## What the exercise asks
Below, find each line holding "rotem" and state how many there are, using the number alone.

----------------------------------------

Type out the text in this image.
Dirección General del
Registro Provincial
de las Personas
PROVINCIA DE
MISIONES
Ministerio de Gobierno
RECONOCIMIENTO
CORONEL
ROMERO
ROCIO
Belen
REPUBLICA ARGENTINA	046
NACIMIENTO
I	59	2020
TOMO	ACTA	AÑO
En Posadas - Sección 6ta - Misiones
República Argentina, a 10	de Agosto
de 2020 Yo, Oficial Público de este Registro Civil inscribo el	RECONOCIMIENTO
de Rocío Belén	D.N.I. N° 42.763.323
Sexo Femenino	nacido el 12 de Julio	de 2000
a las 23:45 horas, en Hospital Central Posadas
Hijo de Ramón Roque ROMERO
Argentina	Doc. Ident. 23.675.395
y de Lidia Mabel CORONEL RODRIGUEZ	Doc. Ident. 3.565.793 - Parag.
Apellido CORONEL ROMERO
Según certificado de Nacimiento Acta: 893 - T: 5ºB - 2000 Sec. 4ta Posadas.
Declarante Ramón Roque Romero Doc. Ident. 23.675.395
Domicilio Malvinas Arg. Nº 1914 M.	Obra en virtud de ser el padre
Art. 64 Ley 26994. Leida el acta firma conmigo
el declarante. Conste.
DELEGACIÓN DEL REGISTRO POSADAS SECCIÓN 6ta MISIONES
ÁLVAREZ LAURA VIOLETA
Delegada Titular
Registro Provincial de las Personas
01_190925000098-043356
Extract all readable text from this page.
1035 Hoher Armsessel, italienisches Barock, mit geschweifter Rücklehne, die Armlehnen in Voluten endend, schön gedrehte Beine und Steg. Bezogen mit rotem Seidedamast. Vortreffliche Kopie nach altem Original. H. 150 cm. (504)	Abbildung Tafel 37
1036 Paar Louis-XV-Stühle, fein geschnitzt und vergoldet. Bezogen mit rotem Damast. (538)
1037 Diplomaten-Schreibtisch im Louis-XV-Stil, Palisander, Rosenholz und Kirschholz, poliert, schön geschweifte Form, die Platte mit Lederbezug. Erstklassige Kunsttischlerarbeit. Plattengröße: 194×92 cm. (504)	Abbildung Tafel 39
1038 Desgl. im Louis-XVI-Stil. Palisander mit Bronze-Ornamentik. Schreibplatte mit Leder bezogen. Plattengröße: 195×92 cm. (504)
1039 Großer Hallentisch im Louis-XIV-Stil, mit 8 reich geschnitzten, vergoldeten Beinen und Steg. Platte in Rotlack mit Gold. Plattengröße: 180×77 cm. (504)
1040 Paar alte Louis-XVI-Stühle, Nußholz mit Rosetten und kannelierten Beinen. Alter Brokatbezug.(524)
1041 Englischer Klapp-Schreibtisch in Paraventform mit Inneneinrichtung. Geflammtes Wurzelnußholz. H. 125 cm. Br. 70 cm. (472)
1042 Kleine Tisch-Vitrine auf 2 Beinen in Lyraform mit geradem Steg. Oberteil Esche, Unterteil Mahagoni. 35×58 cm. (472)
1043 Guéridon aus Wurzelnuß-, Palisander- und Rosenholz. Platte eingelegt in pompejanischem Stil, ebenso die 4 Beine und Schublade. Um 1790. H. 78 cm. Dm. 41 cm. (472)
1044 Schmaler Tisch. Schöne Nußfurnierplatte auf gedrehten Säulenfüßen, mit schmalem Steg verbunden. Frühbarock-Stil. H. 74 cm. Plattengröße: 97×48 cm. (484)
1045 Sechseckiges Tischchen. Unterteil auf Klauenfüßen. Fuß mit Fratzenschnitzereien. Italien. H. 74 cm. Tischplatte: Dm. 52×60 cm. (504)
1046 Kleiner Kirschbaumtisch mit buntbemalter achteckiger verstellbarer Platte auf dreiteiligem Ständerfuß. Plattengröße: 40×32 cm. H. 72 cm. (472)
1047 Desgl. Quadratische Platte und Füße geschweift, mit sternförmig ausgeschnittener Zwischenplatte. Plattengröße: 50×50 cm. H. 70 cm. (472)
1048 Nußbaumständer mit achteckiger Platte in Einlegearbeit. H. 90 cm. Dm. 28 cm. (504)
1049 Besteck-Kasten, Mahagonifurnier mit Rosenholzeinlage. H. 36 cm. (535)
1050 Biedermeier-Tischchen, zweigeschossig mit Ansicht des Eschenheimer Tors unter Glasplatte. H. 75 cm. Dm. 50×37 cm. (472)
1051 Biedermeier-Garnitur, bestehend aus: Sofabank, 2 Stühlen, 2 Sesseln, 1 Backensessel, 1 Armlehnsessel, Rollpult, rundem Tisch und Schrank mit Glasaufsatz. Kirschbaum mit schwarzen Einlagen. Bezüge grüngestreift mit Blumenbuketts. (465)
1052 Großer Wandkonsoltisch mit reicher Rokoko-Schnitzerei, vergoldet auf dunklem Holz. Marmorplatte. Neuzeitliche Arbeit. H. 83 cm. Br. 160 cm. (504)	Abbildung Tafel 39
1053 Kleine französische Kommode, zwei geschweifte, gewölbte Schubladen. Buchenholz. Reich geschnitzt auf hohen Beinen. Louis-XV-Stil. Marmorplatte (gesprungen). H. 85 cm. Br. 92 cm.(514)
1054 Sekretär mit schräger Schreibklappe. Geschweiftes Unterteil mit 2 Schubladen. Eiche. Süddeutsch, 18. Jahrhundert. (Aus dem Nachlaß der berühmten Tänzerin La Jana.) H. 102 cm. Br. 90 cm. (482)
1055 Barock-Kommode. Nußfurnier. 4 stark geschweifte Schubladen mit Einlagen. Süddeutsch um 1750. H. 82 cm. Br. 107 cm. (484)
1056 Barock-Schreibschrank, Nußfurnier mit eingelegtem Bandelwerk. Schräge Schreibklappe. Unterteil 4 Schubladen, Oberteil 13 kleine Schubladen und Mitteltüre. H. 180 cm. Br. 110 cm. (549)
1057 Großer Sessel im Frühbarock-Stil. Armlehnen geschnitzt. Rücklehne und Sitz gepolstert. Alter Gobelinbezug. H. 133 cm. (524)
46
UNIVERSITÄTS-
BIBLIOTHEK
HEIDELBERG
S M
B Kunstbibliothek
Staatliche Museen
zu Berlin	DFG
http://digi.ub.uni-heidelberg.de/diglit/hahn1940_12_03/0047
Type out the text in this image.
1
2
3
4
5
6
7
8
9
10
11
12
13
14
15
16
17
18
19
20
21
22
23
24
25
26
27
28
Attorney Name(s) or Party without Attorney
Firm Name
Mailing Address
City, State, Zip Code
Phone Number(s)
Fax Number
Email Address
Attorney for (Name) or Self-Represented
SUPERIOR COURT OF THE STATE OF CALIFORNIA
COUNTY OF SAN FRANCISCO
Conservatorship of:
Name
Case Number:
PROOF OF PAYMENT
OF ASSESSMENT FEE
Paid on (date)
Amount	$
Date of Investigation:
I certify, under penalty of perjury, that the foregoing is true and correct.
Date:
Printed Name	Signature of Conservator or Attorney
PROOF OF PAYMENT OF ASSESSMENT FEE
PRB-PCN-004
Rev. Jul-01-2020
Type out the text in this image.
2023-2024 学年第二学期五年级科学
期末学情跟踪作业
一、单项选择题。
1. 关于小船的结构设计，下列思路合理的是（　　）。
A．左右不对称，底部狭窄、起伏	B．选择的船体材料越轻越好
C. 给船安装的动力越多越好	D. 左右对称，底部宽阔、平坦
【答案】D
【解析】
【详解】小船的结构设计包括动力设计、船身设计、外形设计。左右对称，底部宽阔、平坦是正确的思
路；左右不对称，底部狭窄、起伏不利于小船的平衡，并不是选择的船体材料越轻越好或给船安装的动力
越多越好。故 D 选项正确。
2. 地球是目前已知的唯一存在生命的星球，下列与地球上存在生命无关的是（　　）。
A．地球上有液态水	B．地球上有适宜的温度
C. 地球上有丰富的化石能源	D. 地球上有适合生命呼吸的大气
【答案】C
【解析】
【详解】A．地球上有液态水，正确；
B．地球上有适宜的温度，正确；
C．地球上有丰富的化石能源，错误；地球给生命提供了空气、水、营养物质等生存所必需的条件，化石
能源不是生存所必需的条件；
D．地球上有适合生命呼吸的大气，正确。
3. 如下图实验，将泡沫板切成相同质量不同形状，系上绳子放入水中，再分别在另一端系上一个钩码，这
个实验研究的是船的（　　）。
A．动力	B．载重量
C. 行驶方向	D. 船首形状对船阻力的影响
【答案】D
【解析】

----------------------------------------

## Solution to this exercise
2